EXTRACTED MATERIAL:
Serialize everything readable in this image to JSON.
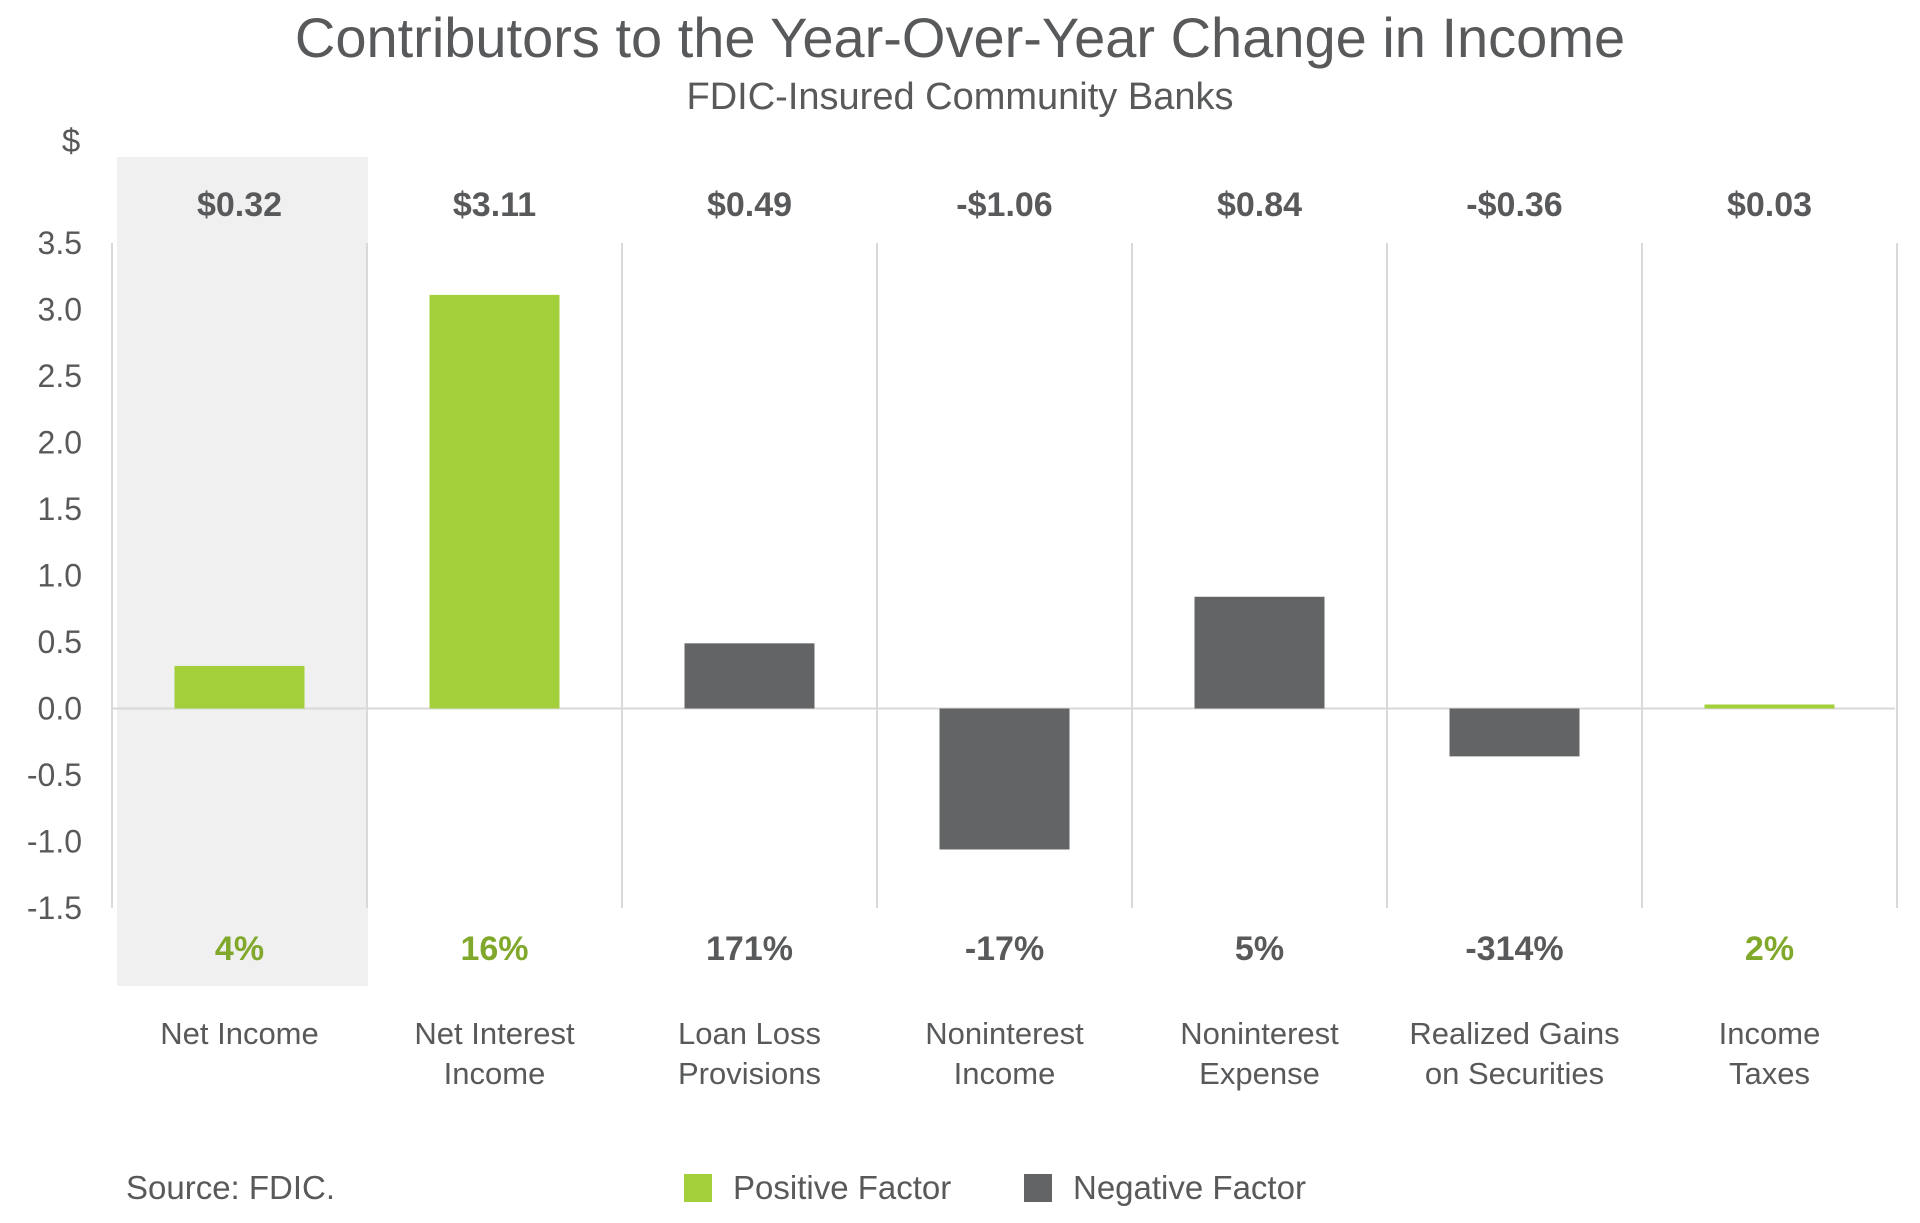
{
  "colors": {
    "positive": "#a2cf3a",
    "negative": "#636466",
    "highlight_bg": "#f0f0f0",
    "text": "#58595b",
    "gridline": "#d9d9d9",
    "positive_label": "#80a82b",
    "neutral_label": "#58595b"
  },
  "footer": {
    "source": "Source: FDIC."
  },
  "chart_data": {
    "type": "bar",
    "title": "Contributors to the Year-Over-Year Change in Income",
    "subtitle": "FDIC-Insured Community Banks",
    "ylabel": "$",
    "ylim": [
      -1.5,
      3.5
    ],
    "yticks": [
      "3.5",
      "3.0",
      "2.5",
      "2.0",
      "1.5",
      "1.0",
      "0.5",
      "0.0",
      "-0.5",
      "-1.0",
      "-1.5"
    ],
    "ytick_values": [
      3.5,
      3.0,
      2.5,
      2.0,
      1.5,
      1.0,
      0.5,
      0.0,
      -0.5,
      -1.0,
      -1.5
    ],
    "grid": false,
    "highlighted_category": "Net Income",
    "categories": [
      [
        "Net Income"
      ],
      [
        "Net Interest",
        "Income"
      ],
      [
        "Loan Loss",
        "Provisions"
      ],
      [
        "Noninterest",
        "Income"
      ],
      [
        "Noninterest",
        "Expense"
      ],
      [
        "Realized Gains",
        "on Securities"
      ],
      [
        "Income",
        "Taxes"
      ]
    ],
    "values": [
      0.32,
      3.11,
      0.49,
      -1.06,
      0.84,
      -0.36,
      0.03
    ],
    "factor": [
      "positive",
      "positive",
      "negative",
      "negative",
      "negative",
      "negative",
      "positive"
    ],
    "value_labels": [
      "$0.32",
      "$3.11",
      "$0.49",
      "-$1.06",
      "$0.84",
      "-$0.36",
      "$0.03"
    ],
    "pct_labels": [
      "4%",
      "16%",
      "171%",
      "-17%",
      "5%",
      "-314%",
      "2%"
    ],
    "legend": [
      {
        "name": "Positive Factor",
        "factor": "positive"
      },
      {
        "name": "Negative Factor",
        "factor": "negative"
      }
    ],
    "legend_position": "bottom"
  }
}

AIM:
Repeat the records above exactly, leaving out the pictures.

EXPECTED ANSWER:
Serialize everything readable in this image to JSON.
{
  "colors": {
    "positive": "#a2cf3a",
    "negative": "#636466",
    "highlight_bg": "#f0f0f0",
    "text": "#58595b",
    "gridline": "#d9d9d9",
    "positive_label": "#80a82b",
    "neutral_label": "#58595b"
  },
  "footer": {
    "source": "Source: FDIC."
  },
  "chart_data": {
    "type": "bar",
    "title": "Contributors to the Year-Over-Year Change in Income",
    "subtitle": "FDIC-Insured Community Banks",
    "ylabel": "$",
    "ylim": [
      -1.5,
      3.5
    ],
    "yticks": [
      "3.5",
      "3.0",
      "2.5",
      "2.0",
      "1.5",
      "1.0",
      "0.5",
      "0.0",
      "-0.5",
      "-1.0",
      "-1.5"
    ],
    "ytick_values": [
      3.5,
      3.0,
      2.5,
      2.0,
      1.5,
      1.0,
      0.5,
      0.0,
      -0.5,
      -1.0,
      -1.5
    ],
    "grid": false,
    "highlighted_category": "Net Income",
    "categories": [
      [
        "Net Income"
      ],
      [
        "Net Interest",
        "Income"
      ],
      [
        "Loan Loss",
        "Provisions"
      ],
      [
        "Noninterest",
        "Income"
      ],
      [
        "Noninterest",
        "Expense"
      ],
      [
        "Realized Gains",
        "on Securities"
      ],
      [
        "Income",
        "Taxes"
      ]
    ],
    "values": [
      0.32,
      3.11,
      0.49,
      -1.06,
      0.84,
      -0.36,
      0.03
    ],
    "factor": [
      "positive",
      "positive",
      "negative",
      "negative",
      "negative",
      "negative",
      "positive"
    ],
    "value_labels": [
      "$0.32",
      "$3.11",
      "$0.49",
      "-$1.06",
      "$0.84",
      "-$0.36",
      "$0.03"
    ],
    "pct_labels": [
      "4%",
      "16%",
      "171%",
      "-17%",
      "5%",
      "-314%",
      "2%"
    ],
    "legend": [
      {
        "name": "Positive Factor",
        "factor": "positive"
      },
      {
        "name": "Negative Factor",
        "factor": "negative"
      }
    ],
    "legend_position": "bottom"
  }
}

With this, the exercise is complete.